# EXTRACT:
══════════════════════════════
To prove that grammar \eqref{z1} is correct, we must prove two independent


statements:




\begin{enumerate}


\item The \emph{only} strings derivable from \gref{z1} are those of 0's and


1's such that every 0 is immediately followed by at least one 1;




\item The grammar accepts all such strings.


\end{enumerate}




We will prove these statements in order. For the first statement, we must


show that, at any given step $n$ of \gref{z1}, the only derivable strings


contain a 1 after each and every 0 (or that the string contains no 0's). For the


second statement, we must show that any string containing 0's and 1's such that


every 0 is followed by at least one 1 is derivable from our grammar. Grammar


proofs are discussed in Section 4.2.6 of the text.




\proof The only strings derivable from~$\nt{S}$ are those of 0's and~1's such


that every 0~is immediately followed by at least one~1. We shall perform this


proof inductively on the number of steps~$n$ in a given derivation.
══════════════════════════════
# DATA PROVIDED:
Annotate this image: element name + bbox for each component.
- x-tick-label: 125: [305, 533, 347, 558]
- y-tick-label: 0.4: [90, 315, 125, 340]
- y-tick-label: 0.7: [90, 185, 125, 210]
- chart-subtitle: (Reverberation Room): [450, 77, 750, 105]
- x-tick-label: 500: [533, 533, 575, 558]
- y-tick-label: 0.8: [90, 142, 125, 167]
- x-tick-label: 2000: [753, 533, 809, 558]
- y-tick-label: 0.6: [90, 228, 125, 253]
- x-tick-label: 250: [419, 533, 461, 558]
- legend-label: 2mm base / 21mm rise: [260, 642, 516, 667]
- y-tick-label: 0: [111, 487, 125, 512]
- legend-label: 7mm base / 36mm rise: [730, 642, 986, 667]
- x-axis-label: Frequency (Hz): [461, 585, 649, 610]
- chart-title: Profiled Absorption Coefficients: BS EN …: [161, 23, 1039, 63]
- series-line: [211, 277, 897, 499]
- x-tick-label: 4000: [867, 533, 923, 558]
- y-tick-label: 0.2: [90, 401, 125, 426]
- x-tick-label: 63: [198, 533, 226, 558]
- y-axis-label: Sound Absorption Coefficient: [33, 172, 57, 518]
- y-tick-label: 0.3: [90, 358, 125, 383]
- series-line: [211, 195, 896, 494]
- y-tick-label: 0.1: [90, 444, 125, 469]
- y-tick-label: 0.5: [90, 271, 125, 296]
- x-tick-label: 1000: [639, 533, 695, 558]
══════════════════════════════
# EXERCISE AIM:
Please pick up the grammar proof after its final sentence and carry on from there. The data has no connection to the grammar proof.

# ANSWER TO THE TASK:
\basis The basis is $n=1$. In one step, our grammar may produce one of three


strings: A string beginning with a~1 (the first production of~$\nt{S}$), a


string beginning with a~0 followed by a~1 (the second production of~$\nt{S}$)


and the empty string~\emptystr\ (the final production of~$\nt{S}$).




The empty string~\emptystr\ has no~0's and so follows the rules of the language.


The same is true for any string beginning with a~1. The third and final string


that can be generated when~$n=1$ is~01. This string does contain a~0 and


therefore also satisfies our requirement.




\ind We shall now assume that all derivations of fewer than $n$~steps result in


either a sentence containing no~0's or a sentence that contains 0's~followed by


one or more~1's. Such a derivation must have the form




\begin{equation}\label{e:z1ind}


\nt{S} \deriv xS \derivz xy.


\end{equation}




\noindent


Since $x$~is derived in fewer than $n$~steps then, by our inductive hypothesis,


$x$~must contain~0's only if followed a~1; the same is true of~$y$.




Additionally, according to \gref{z1}, $y$~must be of one of the productions




\begin{align*}


\nt{S} &\prod 1\nt{S} \\


\nt{S} &\prod 01\nt{S} \\


\nt{S} &\prod \emptystr.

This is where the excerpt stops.